**About this task:**
Find the lines below holding the word "durch" and copy each of them.

Document structure recognition data
=====

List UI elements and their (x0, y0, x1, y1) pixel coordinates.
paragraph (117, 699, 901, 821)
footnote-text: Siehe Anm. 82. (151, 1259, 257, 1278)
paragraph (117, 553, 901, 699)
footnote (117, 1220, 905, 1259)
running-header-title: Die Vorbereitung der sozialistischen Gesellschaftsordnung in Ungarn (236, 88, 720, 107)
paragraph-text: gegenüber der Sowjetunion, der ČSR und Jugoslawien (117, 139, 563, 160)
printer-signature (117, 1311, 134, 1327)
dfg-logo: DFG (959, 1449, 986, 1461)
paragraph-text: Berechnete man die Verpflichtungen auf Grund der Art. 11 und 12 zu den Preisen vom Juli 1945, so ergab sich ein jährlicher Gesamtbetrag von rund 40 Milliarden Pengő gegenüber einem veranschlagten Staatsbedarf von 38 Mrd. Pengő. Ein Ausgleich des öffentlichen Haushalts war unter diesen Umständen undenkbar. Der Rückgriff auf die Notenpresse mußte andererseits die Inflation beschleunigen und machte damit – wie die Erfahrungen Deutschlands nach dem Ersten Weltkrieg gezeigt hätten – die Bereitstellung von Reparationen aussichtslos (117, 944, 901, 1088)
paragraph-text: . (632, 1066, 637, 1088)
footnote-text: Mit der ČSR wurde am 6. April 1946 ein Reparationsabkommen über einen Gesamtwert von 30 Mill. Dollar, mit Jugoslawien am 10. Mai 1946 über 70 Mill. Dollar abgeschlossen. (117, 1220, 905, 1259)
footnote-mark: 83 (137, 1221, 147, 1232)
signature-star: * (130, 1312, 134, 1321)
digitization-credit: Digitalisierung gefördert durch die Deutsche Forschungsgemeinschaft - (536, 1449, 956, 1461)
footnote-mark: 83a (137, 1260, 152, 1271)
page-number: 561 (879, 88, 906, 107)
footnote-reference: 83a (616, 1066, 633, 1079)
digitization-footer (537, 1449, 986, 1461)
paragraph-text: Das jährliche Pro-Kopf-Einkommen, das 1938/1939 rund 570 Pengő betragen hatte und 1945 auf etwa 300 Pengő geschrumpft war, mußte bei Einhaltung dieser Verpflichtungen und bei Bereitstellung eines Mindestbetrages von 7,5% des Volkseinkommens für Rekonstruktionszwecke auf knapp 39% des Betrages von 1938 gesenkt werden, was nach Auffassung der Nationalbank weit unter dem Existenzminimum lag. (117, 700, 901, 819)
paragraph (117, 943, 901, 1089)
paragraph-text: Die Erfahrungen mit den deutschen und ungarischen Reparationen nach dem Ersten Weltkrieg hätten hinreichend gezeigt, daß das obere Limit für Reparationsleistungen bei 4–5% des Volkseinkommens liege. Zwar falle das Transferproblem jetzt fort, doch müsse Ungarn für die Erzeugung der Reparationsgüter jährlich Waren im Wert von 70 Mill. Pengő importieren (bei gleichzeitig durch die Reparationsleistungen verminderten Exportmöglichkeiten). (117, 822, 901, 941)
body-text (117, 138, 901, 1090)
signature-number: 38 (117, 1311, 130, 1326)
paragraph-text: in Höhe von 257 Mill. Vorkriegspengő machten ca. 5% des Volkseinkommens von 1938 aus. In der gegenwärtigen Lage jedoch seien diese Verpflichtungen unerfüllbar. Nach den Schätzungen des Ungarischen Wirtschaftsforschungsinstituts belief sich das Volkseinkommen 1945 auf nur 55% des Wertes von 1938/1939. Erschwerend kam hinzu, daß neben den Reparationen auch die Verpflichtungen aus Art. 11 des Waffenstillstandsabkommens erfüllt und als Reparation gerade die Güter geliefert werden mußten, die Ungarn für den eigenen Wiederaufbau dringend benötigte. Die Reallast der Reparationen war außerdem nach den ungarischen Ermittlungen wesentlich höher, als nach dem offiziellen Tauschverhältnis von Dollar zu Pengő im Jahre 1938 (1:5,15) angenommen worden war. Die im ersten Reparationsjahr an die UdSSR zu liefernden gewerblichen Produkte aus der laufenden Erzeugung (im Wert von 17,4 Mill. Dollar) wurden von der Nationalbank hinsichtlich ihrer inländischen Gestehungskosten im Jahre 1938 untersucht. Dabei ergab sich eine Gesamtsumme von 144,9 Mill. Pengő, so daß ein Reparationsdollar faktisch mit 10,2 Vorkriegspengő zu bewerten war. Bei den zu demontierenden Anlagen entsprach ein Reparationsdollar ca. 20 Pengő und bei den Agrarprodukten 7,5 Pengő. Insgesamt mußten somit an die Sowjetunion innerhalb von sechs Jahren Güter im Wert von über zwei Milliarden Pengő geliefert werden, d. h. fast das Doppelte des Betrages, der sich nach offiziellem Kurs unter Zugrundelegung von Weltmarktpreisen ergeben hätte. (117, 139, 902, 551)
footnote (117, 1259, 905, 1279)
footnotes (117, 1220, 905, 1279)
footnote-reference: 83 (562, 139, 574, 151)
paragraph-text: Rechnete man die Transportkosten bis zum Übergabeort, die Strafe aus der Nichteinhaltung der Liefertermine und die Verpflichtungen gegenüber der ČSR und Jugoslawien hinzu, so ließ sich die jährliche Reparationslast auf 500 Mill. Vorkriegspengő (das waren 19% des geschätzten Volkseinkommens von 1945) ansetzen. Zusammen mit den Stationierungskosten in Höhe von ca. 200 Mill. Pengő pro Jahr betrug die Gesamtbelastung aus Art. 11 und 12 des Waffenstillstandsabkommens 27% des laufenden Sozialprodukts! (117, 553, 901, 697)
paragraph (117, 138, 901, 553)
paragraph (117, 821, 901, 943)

=====

**Your response:**
digitization-credit: Digitalisierung gefördert durch die Deutsche Forschungsgemeinschaft - (536, 1449, 956, 1461)
paragraph-text: Die Erfahrungen mit den deutschen und ungarischen Reparationen nach dem Ersten Weltkrieg hätten hinreichend gezeigt, daß das obere Limit für Reparationsleistungen bei 4–5% des Volkseinkommens liege. Zwar falle das Transferproblem jetzt fort, doch müsse Ungarn für die Erzeugung der Reparationsgüter jährlich Waren im Wert von 70 Mill. Pengő importieren (bei gleichzeitig durch die Reparationsleistungen verminderten Exportmöglichkeiten). (117, 822, 901, 941)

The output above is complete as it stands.